§ **Data for the task**
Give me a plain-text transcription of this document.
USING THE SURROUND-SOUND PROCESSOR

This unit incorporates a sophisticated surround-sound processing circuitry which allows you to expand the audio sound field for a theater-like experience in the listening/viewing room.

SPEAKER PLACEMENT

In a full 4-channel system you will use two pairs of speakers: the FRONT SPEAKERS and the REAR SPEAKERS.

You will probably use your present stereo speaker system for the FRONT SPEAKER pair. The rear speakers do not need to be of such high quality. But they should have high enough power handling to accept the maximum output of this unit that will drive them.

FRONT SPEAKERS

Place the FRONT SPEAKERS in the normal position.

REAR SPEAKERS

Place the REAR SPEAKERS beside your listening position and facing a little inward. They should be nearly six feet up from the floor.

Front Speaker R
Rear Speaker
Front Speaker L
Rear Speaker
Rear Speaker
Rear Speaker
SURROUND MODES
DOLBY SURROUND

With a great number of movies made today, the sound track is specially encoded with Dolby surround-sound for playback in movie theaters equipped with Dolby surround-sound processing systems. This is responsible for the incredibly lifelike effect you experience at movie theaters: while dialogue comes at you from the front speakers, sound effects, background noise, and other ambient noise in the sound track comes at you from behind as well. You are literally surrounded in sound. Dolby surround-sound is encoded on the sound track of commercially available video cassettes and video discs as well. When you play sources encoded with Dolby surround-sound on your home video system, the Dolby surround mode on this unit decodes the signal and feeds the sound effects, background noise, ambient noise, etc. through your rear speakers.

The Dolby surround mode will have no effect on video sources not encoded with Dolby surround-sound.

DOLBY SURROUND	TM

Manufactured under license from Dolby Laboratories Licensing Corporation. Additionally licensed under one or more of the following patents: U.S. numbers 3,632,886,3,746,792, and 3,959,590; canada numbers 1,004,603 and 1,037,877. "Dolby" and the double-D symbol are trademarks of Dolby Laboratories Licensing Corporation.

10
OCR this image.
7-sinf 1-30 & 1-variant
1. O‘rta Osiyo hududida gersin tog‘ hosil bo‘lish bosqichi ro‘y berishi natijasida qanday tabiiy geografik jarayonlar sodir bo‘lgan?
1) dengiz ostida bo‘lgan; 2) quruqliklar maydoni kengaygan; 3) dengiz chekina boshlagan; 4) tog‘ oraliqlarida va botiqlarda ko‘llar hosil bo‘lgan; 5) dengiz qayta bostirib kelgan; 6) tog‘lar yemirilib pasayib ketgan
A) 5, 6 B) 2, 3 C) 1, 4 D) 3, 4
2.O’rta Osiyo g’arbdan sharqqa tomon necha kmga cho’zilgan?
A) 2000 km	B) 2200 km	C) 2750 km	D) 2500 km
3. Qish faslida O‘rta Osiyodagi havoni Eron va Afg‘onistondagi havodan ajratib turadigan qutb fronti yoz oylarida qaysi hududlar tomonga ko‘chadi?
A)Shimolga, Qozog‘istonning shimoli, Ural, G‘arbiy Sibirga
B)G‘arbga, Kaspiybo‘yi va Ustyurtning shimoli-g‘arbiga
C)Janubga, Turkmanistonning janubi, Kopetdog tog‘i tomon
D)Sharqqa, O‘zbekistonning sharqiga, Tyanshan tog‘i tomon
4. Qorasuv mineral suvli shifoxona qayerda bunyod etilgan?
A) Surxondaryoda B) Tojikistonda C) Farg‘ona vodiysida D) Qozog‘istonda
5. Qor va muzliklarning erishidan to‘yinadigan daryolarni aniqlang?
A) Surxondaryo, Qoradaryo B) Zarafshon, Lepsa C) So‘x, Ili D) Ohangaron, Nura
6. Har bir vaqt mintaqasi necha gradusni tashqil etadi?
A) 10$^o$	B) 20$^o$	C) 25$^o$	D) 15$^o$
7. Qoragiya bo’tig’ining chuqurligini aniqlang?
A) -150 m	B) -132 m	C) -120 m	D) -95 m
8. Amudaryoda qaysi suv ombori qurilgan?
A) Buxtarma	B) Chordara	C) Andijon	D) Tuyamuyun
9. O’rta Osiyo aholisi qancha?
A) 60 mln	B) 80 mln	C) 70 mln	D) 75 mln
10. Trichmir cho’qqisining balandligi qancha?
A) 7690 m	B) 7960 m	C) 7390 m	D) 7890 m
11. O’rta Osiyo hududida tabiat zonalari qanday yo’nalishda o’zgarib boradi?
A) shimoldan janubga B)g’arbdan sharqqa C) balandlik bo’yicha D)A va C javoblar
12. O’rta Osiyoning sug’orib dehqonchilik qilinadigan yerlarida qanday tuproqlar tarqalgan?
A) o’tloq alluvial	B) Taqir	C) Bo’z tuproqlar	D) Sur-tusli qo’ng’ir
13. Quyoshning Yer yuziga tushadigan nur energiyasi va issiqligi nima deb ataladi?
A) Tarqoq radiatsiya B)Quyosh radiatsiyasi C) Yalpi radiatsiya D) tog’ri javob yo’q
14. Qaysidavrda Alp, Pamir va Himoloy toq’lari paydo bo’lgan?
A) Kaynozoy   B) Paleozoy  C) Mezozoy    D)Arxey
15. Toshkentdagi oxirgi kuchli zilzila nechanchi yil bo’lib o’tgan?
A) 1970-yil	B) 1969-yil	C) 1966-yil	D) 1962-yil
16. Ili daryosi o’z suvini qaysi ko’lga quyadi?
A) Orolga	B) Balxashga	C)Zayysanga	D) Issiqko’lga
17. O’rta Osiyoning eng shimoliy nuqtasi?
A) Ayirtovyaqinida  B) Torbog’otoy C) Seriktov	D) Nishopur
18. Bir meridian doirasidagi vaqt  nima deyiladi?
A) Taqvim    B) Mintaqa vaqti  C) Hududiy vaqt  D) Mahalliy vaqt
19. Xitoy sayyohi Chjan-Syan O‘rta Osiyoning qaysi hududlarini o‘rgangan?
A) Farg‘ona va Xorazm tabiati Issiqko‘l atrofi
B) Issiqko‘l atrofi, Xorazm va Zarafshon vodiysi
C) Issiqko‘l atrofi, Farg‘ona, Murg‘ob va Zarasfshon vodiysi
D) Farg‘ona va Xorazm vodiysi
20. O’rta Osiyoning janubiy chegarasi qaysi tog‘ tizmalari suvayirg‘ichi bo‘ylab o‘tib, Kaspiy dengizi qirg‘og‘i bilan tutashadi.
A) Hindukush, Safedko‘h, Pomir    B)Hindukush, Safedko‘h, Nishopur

§ **Task to carry out**
Please reproduce each record precisely as written.

§ **Correct result**
Give me a plain-text transcription of this document.
USING THE SURROUND-SOUND PROCESSOR

This unit incorporates a sophisticated surround-sound processing circuitry which allows you to expand the audio sound field for a theater-like experience in the listening/viewing room.

SPEAKER PLACEMENT

In a full 4-channel system you will use two pairs of speakers: the FRONT SPEAKERS and the REAR SPEAKERS.

You will probably use your present stereo speaker system for the FRONT SPEAKER pair. The rear speakers do not need to be of such high quality. But they should have high enough power handling to accept the maximum output of this unit that will drive them.

FRONT SPEAKERS

Place the FRONT SPEAKERS in the normal position.

REAR SPEAKERS

Place the REAR SPEAKERS beside your listening position and facing a little inward. They should be nearly six feet up from the floor.

Front Speaker R
Rear Speaker
Front Speaker L
Rear Speaker
Rear Speaker
Rear Speaker
SURROUND MODES
DOLBY SURROUND

With a great number of movies made today, the sound track is specially encoded with Dolby surround-sound for playback in movie theaters equipped with Dolby surround-sound processing systems. This is responsible for the incredibly lifelike effect you experience at movie theaters: while dialogue comes at you from the front speakers, sound effects, background noise, and other ambient noise in the sound track comes at you from behind as well. You are literally surrounded in sound. Dolby surround-sound is encoded on the sound track of commercially available video cassettes and video discs as well. When you play sources encoded with Dolby surround-sound on your home video system, the Dolby surround mode on this unit decodes the signal and feeds the sound effects, background noise, ambient noise, etc. through your rear speakers.

The Dolby surround mode will have no effect on video sources not encoded with Dolby surround-sound.

DOLBY SURROUND	TM

Manufactured under license from Dolby Laboratories Licensing Corporation. Additionally licensed under one or more of the following patents: U.S. numbers 3,632,886,3,746,792, and 3,959,590; canada numbers 1,004,603 and 1,037,877. "Dolby" and the double-D symbol are trademarks of Dolby Laboratories Licensing Corporation.

10
OCR this image.
7-sinf 1-30 & 1-variant
1. O‘rta Osiyo hududida gersin tog‘ hosil bo‘lish bosqichi ro‘y berishi natijasida qanday tabiiy geografik jarayonlar sodir bo‘lgan?
1) dengiz ostida bo‘lgan; 2) quruqliklar maydoni kengaygan; 3) dengiz chekina boshlagan; 4) tog‘ oraliqlarida va botiqlarda ko‘llar hosil bo‘lgan; 5) dengiz qayta bostirib kelgan; 6) tog‘lar yemirilib pasayib ketgan
A) 5, 6 B) 2, 3 C) 1, 4 D) 3, 4
2.O’rta Osiyo g’arbdan sharqqa tomon necha kmga cho’zilgan?
A) 2000 km	B) 2200 km	C) 2750 km	D) 2500 km
3. Qish faslida O‘rta Osiyodagi havoni Eron va Afg‘onistondagi havodan ajratib turadigan qutb fronti yoz oylarida qaysi hududlar tomonga ko‘chadi?
A)Shimolga, Qozog‘istonning shimoli, Ural, G‘arbiy Sibirga
B)G‘arbga, Kaspiybo‘yi va Ustyurtning shimoli-g‘arbiga
C)Janubga, Turkmanistonning janubi, Kopetdog tog‘i tomon
D)Sharqqa, O‘zbekistonning sharqiga, Tyanshan tog‘i tomon
4. Qorasuv mineral suvli shifoxona qayerda bunyod etilgan?
A) Surxondaryoda B) Tojikistonda C) Farg‘ona vodiysida D) Qozog‘istonda
5. Qor va muzliklarning erishidan to‘yinadigan daryolarni aniqlang?
A) Surxondaryo, Qoradaryo B) Zarafshon, Lepsa C) So‘x, Ili D) Ohangaron, Nura
6. Har bir vaqt mintaqasi necha gradusni tashqil etadi?
A) 10$^o$	B) 20$^o$	C) 25$^o$	D) 15$^o$
7. Qoragiya bo’tig’ining chuqurligini aniqlang?
A) -150 m	B) -132 m	C) -120 m	D) -95 m
8. Amudaryoda qaysi suv ombori qurilgan?
A) Buxtarma	B) Chordara	C) Andijon	D) Tuyamuyun
9. O’rta Osiyo aholisi qancha?
A) 60 mln	B) 80 mln	C) 70 mln	D) 75 mln
10. Trichmir cho’qqisining balandligi qancha?
A) 7690 m	B) 7960 m	C) 7390 m	D) 7890 m
11. O’rta Osiyo hududida tabiat zonalari qanday yo’nalishda o’zgarib boradi?
A) shimoldan janubga B)g’arbdan sharqqa C) balandlik bo’yicha D)A va C javoblar
12. O’rta Osiyoning sug’orib dehqonchilik qilinadigan yerlarida qanday tuproqlar tarqalgan?
A) o’tloq alluvial	B) Taqir	C) Bo’z tuproqlar	D) Sur-tusli qo’ng’ir
13. Quyoshning Yer yuziga tushadigan nur energiyasi va issiqligi nima deb ataladi?
A) Tarqoq radiatsiya B)Quyosh radiatsiyasi C) Yalpi radiatsiya D) tog’ri javob yo’q
14. Qaysidavrda Alp, Pamir va Himoloy toq’lari paydo bo’lgan?
A) Kaynozoy   B) Paleozoy  C) Mezozoy    D)Arxey
15. Toshkentdagi oxirgi kuchli zilzila nechanchi yil bo’lib o’tgan?
A) 1970-yil	B) 1969-yil	C) 1966-yil	D) 1962-yil
16. Ili daryosi o’z suvini qaysi ko’lga quyadi?
A) Orolga	B) Balxashga	C)Zayysanga	D) Issiqko’lga
17. O’rta Osiyoning eng shimoliy nuqtasi?
A) Ayirtovyaqinida  B) Torbog’otoy C) Seriktov	D) Nishopur
18. Bir meridian doirasidagi vaqt  nima deyiladi?
A) Taqvim    B) Mintaqa vaqti  C) Hududiy vaqt  D) Mahalliy vaqt
19. Xitoy sayyohi Chjan-Syan O‘rta Osiyoning qaysi hududlarini o‘rgangan?
A) Farg‘ona va Xorazm tabiati Issiqko‘l atrofi
B) Issiqko‘l atrofi, Xorazm va Zarafshon vodiysi
C) Issiqko‘l atrofi, Farg‘ona, Murg‘ob va Zarasfshon vodiysi
D) Farg‘ona va Xorazm vodiysi
20. O’rta Osiyoning janubiy chegarasi qaysi tog‘ tizmalari suvayirg‘ichi bo‘ylab o‘tib, Kaspiy dengizi qirg‘og‘i bilan tutashadi.
A) Hindukush, Safedko‘h, Pomir    B)Hindukush, Safedko‘h, Nishopur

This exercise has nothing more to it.